### Task details:
Each entry below must be repeated word for word.
-- BEGIN Provided material --
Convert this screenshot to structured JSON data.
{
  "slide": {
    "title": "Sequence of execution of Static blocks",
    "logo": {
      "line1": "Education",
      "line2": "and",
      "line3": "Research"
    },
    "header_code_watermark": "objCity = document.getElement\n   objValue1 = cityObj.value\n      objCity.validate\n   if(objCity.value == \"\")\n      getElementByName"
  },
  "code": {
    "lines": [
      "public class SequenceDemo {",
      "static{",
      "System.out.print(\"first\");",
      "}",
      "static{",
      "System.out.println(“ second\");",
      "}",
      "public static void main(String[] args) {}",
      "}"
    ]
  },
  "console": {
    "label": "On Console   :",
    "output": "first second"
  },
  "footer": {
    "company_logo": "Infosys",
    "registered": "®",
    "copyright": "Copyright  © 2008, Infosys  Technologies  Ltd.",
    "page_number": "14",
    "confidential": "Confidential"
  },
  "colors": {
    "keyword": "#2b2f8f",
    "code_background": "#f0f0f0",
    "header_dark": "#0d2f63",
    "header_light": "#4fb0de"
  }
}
-- END Provided material --
### Answer for the task:
Convert this screenshot to structured JSON data.
{
  "slide": {
    "title": "Sequence of execution of Static blocks",
    "logo": {
      "line1": "Education",
      "line2": "and",
      "line3": "Research"
    },
    "header_code_watermark": "objCity = document.getElement\n   objValue1 = cityObj.value\n      objCity.validate\n   if(objCity.value == \"\")\n      getElementByName"
  },
  "code": {
    "lines": [
      "public class SequenceDemo {",
      "static{",
      "System.out.print(\"first\");",
      "}",
      "static{",
      "System.out.println(“ second\");",
      "}",
      "public static void main(String[] args) {}",
      "}"
    ]
  },
  "console": {
    "label": "On Console   :",
    "output": "first second"
  },
  "footer": {
    "company_logo": "Infosys",
    "registered": "®",
    "copyright": "Copyright  © 2008, Infosys  Technologies  Ltd.",
    "page_number": "14",
    "confidential": "Confidential"
  },
  "colors": {
    "keyword": "#2b2f8f",
    "code_background": "#f0f0f0",
    "header_dark": "#0d2f63",
    "header_light": "#4fb0de"
  }
}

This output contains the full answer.